Stated problem:
Pull every line holding the string "close" from the records below.

Data records:
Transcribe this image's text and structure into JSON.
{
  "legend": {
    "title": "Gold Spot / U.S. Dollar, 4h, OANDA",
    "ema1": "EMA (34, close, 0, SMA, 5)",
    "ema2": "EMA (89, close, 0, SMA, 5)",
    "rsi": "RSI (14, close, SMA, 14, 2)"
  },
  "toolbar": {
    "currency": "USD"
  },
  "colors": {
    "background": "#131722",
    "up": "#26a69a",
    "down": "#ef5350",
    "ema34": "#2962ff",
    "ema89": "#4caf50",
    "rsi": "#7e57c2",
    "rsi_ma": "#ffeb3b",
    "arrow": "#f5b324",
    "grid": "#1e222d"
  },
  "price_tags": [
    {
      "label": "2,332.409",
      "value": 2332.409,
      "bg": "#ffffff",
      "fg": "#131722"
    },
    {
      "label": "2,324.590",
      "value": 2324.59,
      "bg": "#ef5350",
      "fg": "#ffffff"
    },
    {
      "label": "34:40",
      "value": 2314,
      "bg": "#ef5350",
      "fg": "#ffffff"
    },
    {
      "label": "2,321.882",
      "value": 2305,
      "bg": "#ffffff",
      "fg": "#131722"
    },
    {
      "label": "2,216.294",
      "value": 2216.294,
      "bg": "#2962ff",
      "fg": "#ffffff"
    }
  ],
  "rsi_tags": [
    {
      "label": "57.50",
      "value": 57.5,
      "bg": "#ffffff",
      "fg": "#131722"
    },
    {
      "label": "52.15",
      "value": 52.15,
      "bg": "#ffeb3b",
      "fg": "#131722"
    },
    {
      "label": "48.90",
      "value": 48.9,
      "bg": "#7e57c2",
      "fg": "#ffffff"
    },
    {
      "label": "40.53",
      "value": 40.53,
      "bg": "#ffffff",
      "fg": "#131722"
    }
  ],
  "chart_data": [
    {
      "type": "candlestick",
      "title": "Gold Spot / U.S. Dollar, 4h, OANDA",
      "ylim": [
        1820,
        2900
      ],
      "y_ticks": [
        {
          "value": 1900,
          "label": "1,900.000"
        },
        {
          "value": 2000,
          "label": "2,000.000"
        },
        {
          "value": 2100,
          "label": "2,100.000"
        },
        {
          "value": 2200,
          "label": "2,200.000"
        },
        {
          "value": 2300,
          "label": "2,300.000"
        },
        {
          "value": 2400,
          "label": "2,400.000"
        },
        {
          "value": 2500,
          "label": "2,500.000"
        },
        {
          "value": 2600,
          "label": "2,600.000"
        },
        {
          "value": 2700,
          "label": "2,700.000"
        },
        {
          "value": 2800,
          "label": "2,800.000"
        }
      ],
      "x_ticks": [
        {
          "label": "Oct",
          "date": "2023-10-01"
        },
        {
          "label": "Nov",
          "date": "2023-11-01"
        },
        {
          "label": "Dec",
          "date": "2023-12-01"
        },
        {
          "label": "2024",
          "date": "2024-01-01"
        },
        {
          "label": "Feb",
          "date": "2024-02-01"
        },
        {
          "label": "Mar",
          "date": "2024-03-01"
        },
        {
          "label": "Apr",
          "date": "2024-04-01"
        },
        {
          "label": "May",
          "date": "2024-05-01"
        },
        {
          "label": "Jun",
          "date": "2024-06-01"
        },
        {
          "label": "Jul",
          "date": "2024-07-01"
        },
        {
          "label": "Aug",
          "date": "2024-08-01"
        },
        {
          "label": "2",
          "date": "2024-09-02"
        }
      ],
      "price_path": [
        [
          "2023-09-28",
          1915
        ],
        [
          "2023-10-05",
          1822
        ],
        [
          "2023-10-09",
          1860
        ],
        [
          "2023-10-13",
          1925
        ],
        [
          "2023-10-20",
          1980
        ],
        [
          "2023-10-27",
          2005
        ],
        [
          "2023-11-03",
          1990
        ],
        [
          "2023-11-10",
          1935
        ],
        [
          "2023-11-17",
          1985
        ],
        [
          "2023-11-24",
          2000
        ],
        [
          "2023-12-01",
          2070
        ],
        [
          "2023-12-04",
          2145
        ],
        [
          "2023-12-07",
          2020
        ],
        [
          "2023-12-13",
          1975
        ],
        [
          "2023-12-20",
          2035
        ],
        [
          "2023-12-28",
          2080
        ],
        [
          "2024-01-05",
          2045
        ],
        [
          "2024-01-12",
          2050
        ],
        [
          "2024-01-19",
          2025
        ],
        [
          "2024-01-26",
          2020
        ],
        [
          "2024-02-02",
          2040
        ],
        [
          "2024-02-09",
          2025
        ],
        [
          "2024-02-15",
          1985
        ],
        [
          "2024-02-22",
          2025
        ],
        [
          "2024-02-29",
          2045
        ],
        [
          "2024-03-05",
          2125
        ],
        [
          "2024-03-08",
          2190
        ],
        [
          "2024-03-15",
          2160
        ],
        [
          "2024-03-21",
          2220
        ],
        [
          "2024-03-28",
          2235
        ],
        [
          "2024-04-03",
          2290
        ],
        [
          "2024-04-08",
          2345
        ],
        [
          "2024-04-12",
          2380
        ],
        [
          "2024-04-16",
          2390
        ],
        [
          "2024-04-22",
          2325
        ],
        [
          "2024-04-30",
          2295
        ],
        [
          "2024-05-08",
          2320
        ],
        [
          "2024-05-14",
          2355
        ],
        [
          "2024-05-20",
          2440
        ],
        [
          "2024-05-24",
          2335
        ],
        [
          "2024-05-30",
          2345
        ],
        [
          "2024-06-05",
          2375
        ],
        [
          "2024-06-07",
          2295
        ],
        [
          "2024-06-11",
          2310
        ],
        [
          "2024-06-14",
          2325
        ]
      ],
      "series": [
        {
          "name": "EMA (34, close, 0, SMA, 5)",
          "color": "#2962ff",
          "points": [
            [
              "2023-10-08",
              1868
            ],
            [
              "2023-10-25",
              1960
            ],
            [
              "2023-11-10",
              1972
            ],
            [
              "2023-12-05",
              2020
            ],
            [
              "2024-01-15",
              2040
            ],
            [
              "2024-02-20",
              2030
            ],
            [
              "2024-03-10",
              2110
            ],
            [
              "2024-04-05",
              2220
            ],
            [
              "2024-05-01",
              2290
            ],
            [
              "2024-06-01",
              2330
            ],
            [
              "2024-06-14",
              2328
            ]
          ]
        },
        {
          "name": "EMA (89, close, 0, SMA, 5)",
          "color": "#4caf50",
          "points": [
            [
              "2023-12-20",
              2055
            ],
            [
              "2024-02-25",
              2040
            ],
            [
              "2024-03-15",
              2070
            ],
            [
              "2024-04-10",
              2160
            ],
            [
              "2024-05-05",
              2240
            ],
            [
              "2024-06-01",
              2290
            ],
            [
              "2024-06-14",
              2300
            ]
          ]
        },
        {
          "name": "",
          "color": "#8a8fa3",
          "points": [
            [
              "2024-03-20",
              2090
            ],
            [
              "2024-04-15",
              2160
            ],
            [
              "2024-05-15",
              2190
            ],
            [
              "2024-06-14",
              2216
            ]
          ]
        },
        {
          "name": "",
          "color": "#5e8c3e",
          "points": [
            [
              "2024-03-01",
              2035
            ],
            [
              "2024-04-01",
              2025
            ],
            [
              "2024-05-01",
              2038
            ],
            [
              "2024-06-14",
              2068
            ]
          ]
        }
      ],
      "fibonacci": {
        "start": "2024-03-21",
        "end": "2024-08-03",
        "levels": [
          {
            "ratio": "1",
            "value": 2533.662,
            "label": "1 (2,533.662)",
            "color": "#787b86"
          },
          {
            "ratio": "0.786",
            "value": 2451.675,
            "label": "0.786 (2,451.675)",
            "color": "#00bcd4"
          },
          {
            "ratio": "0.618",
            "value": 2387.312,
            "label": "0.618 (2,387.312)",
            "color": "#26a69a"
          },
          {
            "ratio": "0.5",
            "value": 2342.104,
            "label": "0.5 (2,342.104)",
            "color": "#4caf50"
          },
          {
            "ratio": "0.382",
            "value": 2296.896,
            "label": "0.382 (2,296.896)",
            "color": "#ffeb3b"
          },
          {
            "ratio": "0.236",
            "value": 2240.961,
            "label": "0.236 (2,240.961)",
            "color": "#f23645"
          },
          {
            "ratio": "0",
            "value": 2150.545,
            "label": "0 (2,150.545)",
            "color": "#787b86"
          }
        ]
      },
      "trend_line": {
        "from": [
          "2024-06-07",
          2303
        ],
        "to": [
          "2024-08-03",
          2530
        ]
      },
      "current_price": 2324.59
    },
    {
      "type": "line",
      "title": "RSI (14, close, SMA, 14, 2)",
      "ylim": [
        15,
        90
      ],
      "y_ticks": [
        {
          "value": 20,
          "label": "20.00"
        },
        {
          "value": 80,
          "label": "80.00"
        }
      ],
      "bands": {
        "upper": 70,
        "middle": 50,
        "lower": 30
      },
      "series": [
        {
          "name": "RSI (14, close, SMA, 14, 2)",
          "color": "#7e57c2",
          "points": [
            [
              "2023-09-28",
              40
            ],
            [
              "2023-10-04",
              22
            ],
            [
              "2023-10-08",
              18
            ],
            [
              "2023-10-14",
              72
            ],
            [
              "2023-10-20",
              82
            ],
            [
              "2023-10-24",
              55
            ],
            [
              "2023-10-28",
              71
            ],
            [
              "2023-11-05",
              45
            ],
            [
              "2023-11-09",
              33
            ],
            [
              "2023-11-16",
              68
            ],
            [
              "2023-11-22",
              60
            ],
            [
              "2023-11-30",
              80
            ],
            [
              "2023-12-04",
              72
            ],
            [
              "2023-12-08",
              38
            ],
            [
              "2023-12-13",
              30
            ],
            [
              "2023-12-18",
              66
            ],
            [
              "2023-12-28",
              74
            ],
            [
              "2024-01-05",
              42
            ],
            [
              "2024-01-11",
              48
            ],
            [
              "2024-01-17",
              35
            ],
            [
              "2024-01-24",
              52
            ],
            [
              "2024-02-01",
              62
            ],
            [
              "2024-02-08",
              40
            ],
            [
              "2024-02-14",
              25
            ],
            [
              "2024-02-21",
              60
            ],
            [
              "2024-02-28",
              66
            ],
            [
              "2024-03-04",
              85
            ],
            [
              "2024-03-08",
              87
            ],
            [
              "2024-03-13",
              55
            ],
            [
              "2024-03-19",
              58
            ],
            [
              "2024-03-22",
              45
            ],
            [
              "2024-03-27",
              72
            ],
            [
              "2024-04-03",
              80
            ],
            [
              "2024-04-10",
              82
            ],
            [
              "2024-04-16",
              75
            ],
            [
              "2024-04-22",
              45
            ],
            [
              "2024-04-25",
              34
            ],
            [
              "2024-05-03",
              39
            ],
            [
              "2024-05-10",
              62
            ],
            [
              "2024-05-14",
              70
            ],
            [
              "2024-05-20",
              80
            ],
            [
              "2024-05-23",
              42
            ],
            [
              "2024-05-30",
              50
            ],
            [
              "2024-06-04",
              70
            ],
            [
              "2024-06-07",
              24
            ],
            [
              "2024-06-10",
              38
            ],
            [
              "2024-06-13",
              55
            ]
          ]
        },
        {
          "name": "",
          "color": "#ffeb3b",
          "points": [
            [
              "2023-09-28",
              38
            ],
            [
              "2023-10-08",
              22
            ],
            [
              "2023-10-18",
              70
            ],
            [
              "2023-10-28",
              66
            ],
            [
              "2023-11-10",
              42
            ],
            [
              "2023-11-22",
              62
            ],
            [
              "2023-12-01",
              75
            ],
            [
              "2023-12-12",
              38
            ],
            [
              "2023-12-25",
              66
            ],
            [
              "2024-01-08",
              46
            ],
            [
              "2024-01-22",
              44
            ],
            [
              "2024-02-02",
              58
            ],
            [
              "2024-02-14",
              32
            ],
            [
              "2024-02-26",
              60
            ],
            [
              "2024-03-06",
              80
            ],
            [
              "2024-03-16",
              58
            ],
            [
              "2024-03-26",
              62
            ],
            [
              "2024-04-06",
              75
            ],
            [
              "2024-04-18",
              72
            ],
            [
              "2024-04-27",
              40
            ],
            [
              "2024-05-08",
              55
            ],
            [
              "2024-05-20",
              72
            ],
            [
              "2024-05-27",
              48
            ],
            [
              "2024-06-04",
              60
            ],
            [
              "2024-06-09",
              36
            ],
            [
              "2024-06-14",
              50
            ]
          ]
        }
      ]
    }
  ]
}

Written response:
    "ema1": "EMA (34, close, 0, SMA, 5)",
    "ema2": "EMA (89, close, 0, SMA, 5)",
    "rsi": "RSI (14, close, SMA, 14, 2)"
          "name": "EMA (34, close, 0, SMA, 5)",
          "name": "EMA (89, close, 0, SMA, 5)",
      "title": "RSI (14, close, SMA, 14, 2)",
          "name": "RSI (14, close, SMA, 14, 2)",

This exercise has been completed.